● Source text
See the Construction Parameters section for definitions of these column types.
Example: Writing a Component with Data Sources
A more complete example is reproduced from the Mortality component in vivarium_public_health:
from vivarium import Component
class Mortality(Component):
@property
def configuration_defaults(self) -> dict[str, Any]:
return {
"mortality": {
"data_sources": {
# Artifact key - loaded via builder.data.load()
"all_cause_mortality_rate": "cause.all_causes.cause_specific_mortality_rate",
# Method reference - calls self.load_unmodeled_csmr(builder)
"unmodeled_cause_specific_mortality_rate": self.load_unmodeled_csmr,
# Another artifact key
"life_expectancy": "population.theoretical_minimum_risk_life_expectancy",
},
"unmodeled_causes": [],
},
}
Example: Configuring Data Sources as a User
Users can override the default data sources in a model specification file. This allows changing where data comes from without modifying component code:
configuration:
mortality:
data_sources:
# Override with a scalar value instead of artifact data
all_cause_mortality_rate: 0.01
# point to a module function
unmodeled_cause_specific_mortality_rate: "my_module.data::load_unmodeled_csmr"
# Or point to different artifact data
life_expectancy: "alternative.life_expectancy.data"
Using the Lookup Interface Directly
For cases not covered by data_sources, or when working in an interactive
context, you can build lookup tables directly using the builder’s lookup
interface.
Example Usage
The following is an example of creating and calling a lookup table in an
interactive setting using the data from
Construction Parameters above. The interface and process are the same when
integrating a lookup table into a component, which is primarily
how they are used. Assuming you have a valid simulation object named sim and
the data from the above table in a pandas.DataFrame named data, you
can construct a lookup table in the following way, using the interface from the builder.
You don’t have to provide a name for the table, but it is recommended to do so for clarity
and for ease of debugging. If you don’t provide value column names, it will default to
"value".
# value_columns implicitly set to remaining columns
> bmi = sim.builder.lookup.build_table(data, name="bmi")
> pop_index = sim.get_population_index()
> bmi(pop_index).head() # returns BMI values for the population
0 20.0
1 20.0
2 30.0
3 27.0
4 25.0
Name: BMI, dtype: float64
Note
Constructing a lookup table currently requires your data meet specific conditions. These are a consequence of the method the lookup table uses to arrive at the correct data. Specifically, your parameter columns must represent bins and they must not overlap or have gaps.

● Data
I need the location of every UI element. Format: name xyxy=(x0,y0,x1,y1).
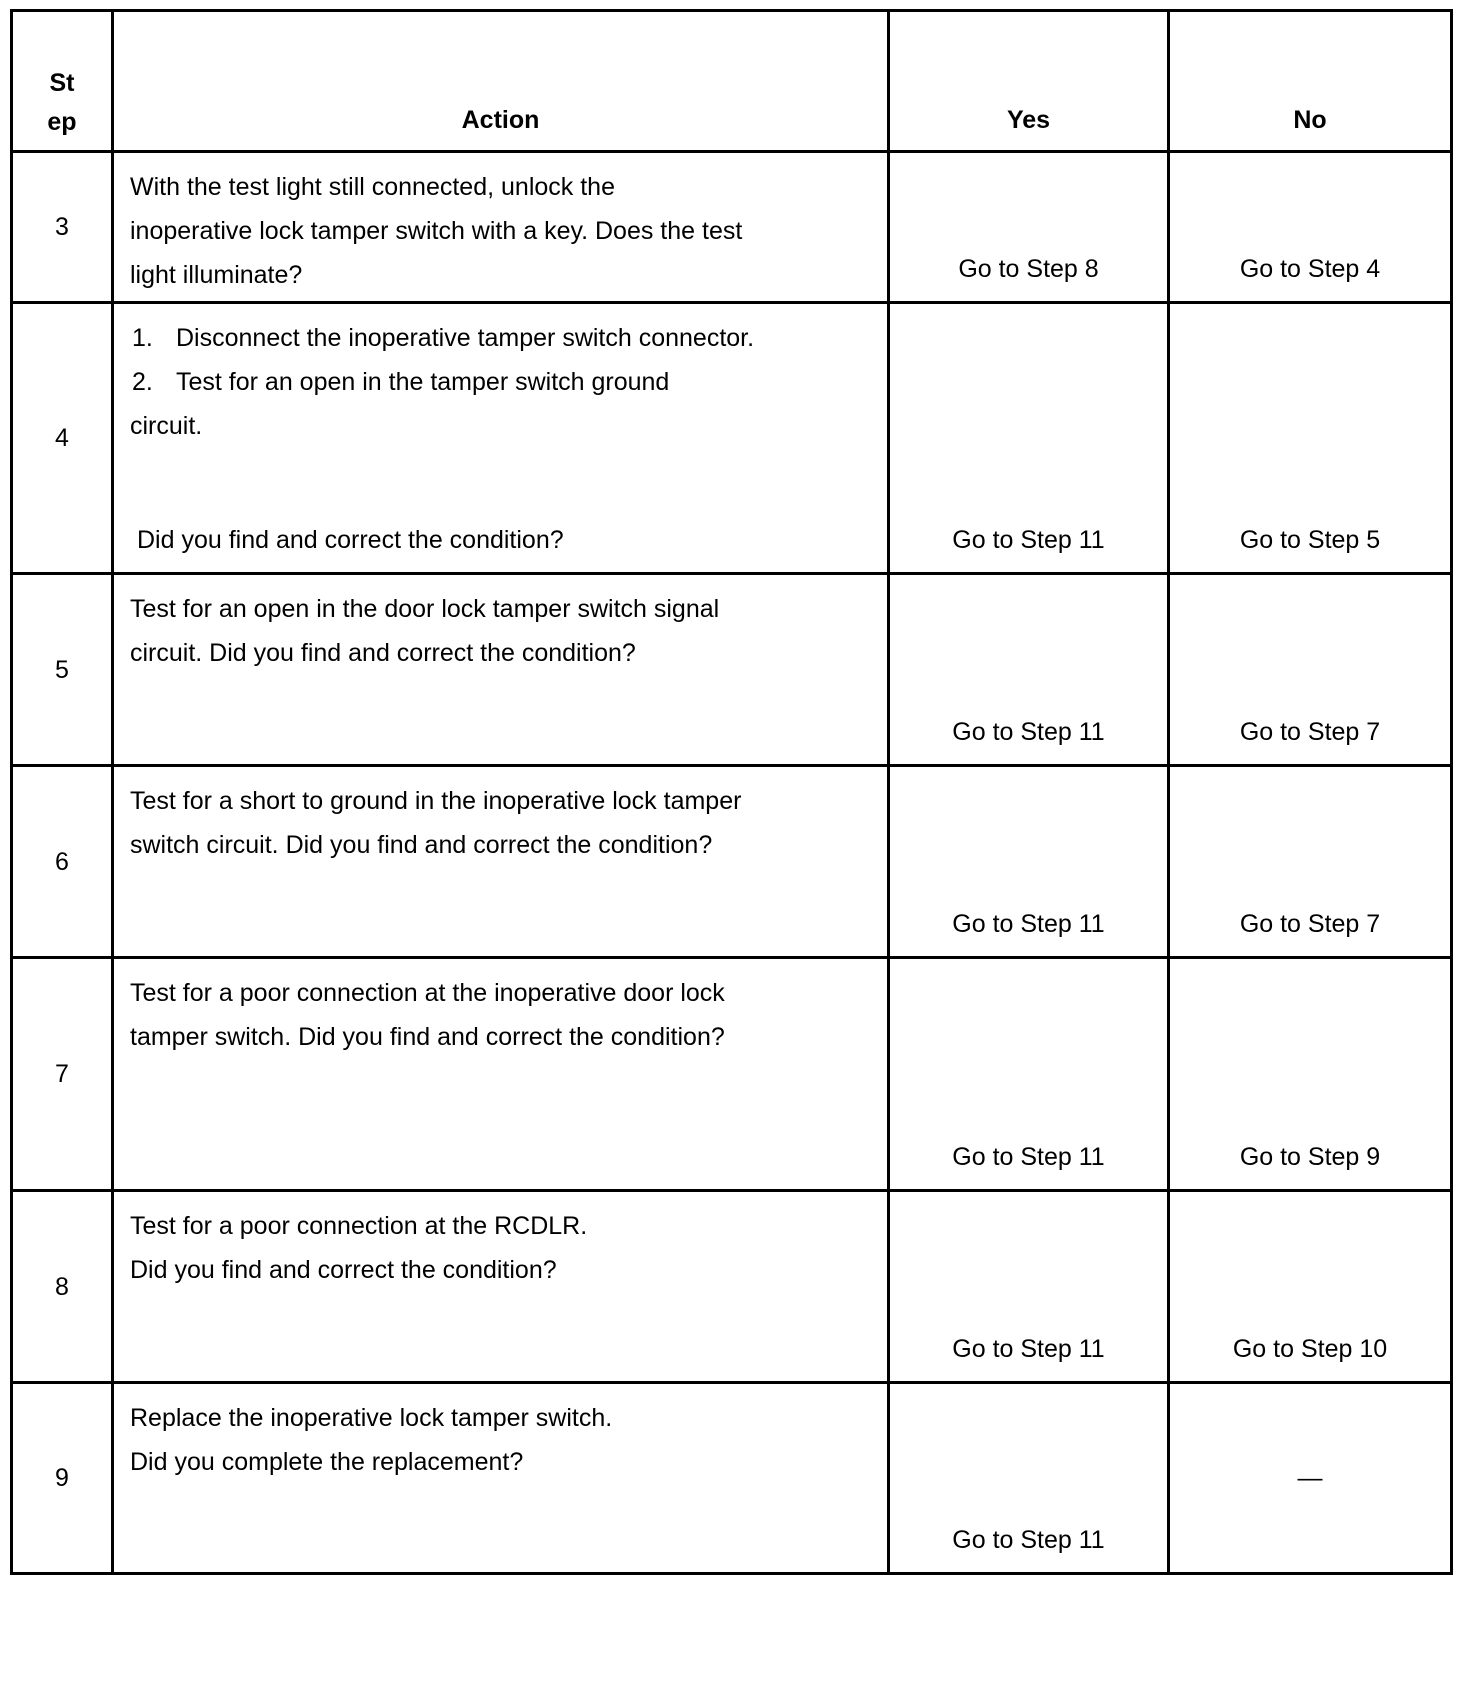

● What to do
**A)** In the vivarium documentation excerpt, what name do value columns get if none are provided?
**B)** Quote the passage of the vivarium documentation excerpt that opens with the words containing "Example Usage" and closes with "from the builder.".
**C)** Extend the vivarium documentation excerpt by writing what comes after its final paragraph.
The data come from a source separate from the vivarium documentation excerpt.

● Answers to the exercises
**A)** They default to "value".

**B)**
Example Usage
The following is an example of creating and calling a lookup table in an
interactive setting using the data from
Construction Parameters above. The interface and process are the same when
integrating a lookup table into a component, which is primarily
how they are used. Assuming you have a valid simulation object named sim and
the data from the above table in a pandas.DataFrame named data, you
can construct a lookup table in the following way, using the interface from the builder.

**C)**
Estimating Unknown Values
Interpolation
If a lookup table was constructed with a scalar value or values, the lookup
call trivially returns the same scalar(s) back for any population passed in.
However, if the lookup table was instead created with a
pandas.DataFrame of varying data the lookup will perform interpolation
which is an important feature. Interpolation is the process of estimating
values for unspecified parameters within the bounds of the parameters we have
defined in the lookup table. Currently, the most common case arises when the
values are binned by the parameters. Then, the interpolation simply finds the
correct bin a value belongs to. Please see the
interpolation concept note for more in-depth
information about the kinds of interpolation performed by the lookup table.
Extrapolation
Previously, we discussed interpolation as the process of estimating data within the bounds defined by our lookup table. What would happen if we wanted data outside of this range? Estimating such data is called extrapolation, and it can be performed using a lookup table as well. Extrapolation is a configurable option that, when enabled, allows a lookup data to provide values outside of the range it was created with. This is done by extending the edge points outwards to encompass outside points. This is a dumb but useful strategy and is primarily used to run simulations beyond the time bounds included in the data under the assumption that parameters do not change in the future.
Specifying Options in the Model Configuration
Configuring interpolation and extrapolation in a model specification is straightforward. Currently, the only acceptable value for order is 0. Extrapolation can be turned on and off.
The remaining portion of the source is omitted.